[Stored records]
----
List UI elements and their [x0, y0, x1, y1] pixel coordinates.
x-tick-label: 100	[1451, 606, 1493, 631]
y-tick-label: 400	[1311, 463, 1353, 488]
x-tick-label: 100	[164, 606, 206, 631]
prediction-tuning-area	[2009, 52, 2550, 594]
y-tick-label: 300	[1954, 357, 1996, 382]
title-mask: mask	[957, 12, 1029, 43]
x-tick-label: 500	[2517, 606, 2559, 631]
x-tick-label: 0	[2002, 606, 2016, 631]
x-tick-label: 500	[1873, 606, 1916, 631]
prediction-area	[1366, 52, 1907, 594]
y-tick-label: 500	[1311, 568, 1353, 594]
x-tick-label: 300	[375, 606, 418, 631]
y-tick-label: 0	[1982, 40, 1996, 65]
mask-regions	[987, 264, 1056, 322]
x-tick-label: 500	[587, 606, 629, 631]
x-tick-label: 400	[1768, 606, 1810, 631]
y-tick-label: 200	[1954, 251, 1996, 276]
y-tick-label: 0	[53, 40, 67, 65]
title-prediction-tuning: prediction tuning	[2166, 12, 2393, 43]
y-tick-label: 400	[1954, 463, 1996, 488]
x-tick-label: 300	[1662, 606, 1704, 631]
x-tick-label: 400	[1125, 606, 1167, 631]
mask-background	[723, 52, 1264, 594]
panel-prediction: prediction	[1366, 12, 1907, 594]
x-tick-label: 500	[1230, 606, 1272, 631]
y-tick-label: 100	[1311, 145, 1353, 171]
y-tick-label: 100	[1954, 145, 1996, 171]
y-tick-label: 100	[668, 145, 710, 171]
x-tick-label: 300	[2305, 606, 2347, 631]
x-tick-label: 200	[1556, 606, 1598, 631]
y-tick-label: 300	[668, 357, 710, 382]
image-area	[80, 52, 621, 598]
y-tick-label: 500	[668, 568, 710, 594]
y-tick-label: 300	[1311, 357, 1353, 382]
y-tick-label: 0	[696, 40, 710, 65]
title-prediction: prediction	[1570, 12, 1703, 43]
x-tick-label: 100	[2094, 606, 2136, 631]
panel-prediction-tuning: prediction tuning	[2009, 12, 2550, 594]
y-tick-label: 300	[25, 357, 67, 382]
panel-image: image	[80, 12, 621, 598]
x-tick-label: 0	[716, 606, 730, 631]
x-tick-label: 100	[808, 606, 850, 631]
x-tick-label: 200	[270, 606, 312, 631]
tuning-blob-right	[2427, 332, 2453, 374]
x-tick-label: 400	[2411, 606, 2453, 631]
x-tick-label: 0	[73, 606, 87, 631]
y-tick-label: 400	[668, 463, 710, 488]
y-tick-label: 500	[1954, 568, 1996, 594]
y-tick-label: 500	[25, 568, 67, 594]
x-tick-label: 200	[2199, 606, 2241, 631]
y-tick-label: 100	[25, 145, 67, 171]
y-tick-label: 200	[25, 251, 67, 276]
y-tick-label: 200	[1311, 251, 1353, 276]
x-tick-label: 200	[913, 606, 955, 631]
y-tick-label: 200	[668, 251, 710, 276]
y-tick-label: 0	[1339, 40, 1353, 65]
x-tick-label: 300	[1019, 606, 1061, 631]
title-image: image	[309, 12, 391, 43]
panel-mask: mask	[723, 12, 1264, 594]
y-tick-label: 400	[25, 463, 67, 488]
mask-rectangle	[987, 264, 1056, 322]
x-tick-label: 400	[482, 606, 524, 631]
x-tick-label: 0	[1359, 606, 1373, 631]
----
Convert every line of the items above into a JSON list of strings, one string per line, and leave out any blank lines.

[
  "List UI elements and their [x0, y0, x1, y1] pixel coordinates.",
  "x-tick-label: 100\t[1451, 606, 1493, 631]",
  "y-tick-label: 400\t[1311, 463, 1353, 488]",
  "x-tick-label: 100\t[164, 606, 206, 631]",
  "prediction-tuning-area\t[2009, 52, 2550, 594]",
  "y-tick-label: 300\t[1954, 357, 1996, 382]",
  "title-mask: mask\t[957, 12, 1029, 43]",
  "x-tick-label: 500\t[2517, 606, 2559, 631]",
  "x-tick-label: 0\t[2002, 606, 2016, 631]",
  "x-tick-label: 500\t[1873, 606, 1916, 631]",
  "prediction-area\t[1366, 52, 1907, 594]",
  "y-tick-label: 500\t[1311, 568, 1353, 594]",
  "x-tick-label: 300\t[375, 606, 418, 631]",
  "y-tick-label: 0\t[1982, 40, 1996, 65]",
  "mask-regions\t[987, 264, 1056, 322]",
  "x-tick-label: 500\t[587, 606, 629, 631]",
  "x-tick-label: 400\t[1768, 606, 1810, 631]",
  "y-tick-label: 200\t[1954, 251, 1996, 276]",
  "y-tick-label: 0\t[53, 40, 67, 65]",
  "title-prediction-tuning: prediction tuning\t[2166, 12, 2393, 43]",
  "y-tick-label: 400\t[1954, 463, 1996, 488]",
  "x-tick-label: 300\t[1662, 606, 1704, 631]",
  "x-tick-label: 400\t[1125, 606, 1167, 631]",
  "mask-background\t[723, 52, 1264, 594]",
  "panel-prediction: prediction\t[1366, 12, 1907, 594]",
  "x-tick-label: 500\t[1230, 606, 1272, 631]",
  "y-tick-label: 100\t[1311, 145, 1353, 171]",
  "y-tick-label: 100\t[1954, 145, 1996, 171]",
  "y-tick-label: 100\t[668, 145, 710, 171]",
  "x-tick-label: 300\t[2305, 606, 2347, 631]",
  "x-tick-label: 200\t[1556, 606, 1598, 631]",
  "y-tick-label: 300\t[668, 357, 710, 382]",
  "image-area\t[80, 52, 621, 598]",
  "y-tick-label: 500\t[668, 568, 710, 594]",
  "y-tick-label: 300\t[1311, 357, 1353, 382]",
  "y-tick-label: 0\t[696, 40, 710, 65]",
  "title-prediction: prediction\t[1570, 12, 1703, 43]",
  "x-tick-label: 100\t[2094, 606, 2136, 631]",
  "panel-prediction-tuning: prediction tuning\t[2009, 12, 2550, 594]",
  "y-tick-label: 300\t[25, 357, 67, 382]",
  "panel-image: image\t[80, 12, 621, 598]",
  "x-tick-label: 0\t[716, 606, 730, 631]",
  "x-tick-label: 100\t[808, 606, 850, 631]",
  "x-tick-label: 200\t[270, 606, 312, 631]",
  "tuning-blob-right\t[2427, 332, 2453, 374]",
  "x-tick-label: 400\t[2411, 606, 2453, 631]",
  "x-tick-label: 0\t[73, 606, 87, 631]",
  "y-tick-label: 400\t[668, 463, 710, 488]",
  "y-tick-label: 500\t[1954, 568, 1996, 594]",
  "y-tick-label: 500\t[25, 568, 67, 594]",
  "x-tick-label: 200\t[2199, 606, 2241, 631]",
  "y-tick-label: 100\t[25, 145, 67, 171]",
  "y-tick-label: 200\t[25, 251, 67, 276]",
  "y-tick-label: 200\t[1311, 251, 1353, 276]",
  "x-tick-label: 200\t[913, 606, 955, 631]",
  "y-tick-label: 200\t[668, 251, 710, 276]",
  "y-tick-label: 0\t[1339, 40, 1353, 65]",
  "x-tick-label: 300\t[1019, 606, 1061, 631]",
  "title-image: image\t[309, 12, 391, 43]",
  "panel-mask: mask\t[723, 12, 1264, 594]",
  "y-tick-label: 400\t[25, 463, 67, 488]",
  "mask-rectangle\t[987, 264, 1056, 322]",
  "x-tick-label: 400\t[482, 606, 524, 631]",
  "x-tick-label: 0\t[1359, 606, 1373, 631]"
]